START Entries shown

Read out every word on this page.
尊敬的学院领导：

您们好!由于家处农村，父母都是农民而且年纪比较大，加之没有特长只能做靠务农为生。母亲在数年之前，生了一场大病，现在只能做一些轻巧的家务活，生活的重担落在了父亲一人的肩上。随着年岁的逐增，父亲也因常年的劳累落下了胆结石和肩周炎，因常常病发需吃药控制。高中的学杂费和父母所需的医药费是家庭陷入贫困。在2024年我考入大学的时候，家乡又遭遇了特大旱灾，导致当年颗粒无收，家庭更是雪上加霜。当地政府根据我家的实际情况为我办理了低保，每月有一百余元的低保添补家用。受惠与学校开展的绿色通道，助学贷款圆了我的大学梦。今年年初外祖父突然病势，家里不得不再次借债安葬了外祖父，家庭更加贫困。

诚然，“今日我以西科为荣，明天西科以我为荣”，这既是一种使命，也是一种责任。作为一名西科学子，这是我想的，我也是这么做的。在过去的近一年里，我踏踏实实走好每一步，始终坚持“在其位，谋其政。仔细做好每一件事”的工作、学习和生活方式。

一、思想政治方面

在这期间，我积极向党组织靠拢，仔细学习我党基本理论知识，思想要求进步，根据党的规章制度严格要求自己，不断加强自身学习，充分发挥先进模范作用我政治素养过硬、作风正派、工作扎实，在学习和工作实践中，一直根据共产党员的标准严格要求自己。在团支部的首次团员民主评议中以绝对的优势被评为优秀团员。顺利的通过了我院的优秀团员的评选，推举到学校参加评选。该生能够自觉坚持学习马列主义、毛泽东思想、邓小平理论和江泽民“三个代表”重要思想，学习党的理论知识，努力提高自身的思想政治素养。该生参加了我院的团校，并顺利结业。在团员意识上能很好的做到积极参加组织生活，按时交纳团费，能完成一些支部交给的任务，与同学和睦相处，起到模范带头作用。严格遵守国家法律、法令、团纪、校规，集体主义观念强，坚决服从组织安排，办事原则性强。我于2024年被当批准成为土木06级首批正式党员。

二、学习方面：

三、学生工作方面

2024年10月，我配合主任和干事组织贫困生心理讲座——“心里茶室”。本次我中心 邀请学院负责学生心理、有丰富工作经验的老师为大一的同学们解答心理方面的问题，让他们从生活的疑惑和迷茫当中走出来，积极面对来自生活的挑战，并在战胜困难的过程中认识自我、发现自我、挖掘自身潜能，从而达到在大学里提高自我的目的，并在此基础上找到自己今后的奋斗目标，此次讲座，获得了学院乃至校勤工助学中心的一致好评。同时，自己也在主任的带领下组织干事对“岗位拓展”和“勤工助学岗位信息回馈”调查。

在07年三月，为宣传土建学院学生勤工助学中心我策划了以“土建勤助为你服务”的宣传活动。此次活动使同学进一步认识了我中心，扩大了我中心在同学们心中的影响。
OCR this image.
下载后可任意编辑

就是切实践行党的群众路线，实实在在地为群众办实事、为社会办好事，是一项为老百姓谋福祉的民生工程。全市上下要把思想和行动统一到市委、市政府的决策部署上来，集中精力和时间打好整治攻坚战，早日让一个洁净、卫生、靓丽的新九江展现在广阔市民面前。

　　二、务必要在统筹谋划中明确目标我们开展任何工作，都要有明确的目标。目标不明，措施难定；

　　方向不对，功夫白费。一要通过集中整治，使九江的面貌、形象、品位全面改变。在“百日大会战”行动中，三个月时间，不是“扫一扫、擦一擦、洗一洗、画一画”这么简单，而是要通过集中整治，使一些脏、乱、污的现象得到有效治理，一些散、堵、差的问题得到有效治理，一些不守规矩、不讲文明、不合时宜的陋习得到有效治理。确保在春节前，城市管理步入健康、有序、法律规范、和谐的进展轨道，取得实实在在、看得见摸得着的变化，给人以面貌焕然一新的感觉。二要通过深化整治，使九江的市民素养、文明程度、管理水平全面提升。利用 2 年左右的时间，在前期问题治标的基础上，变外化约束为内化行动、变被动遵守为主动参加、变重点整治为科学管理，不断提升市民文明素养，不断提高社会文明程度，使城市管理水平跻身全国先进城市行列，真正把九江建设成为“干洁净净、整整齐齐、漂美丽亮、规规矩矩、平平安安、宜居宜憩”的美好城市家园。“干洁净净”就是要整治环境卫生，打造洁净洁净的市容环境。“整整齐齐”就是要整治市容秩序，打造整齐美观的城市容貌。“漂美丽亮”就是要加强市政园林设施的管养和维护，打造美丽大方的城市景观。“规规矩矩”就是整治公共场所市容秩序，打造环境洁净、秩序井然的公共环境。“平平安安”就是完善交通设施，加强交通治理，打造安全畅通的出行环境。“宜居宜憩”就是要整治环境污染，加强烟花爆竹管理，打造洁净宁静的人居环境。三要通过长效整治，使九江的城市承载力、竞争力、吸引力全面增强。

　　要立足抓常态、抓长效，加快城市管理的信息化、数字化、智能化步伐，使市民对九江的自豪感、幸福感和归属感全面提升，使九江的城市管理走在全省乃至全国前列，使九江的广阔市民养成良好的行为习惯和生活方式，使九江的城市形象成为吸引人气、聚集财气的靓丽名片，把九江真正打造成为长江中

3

END Entries shown

## Set exercise
Pull out all lines from the listing that contain the string "this".

## Output of the exercise
Read out every word on this page.
OCR this image.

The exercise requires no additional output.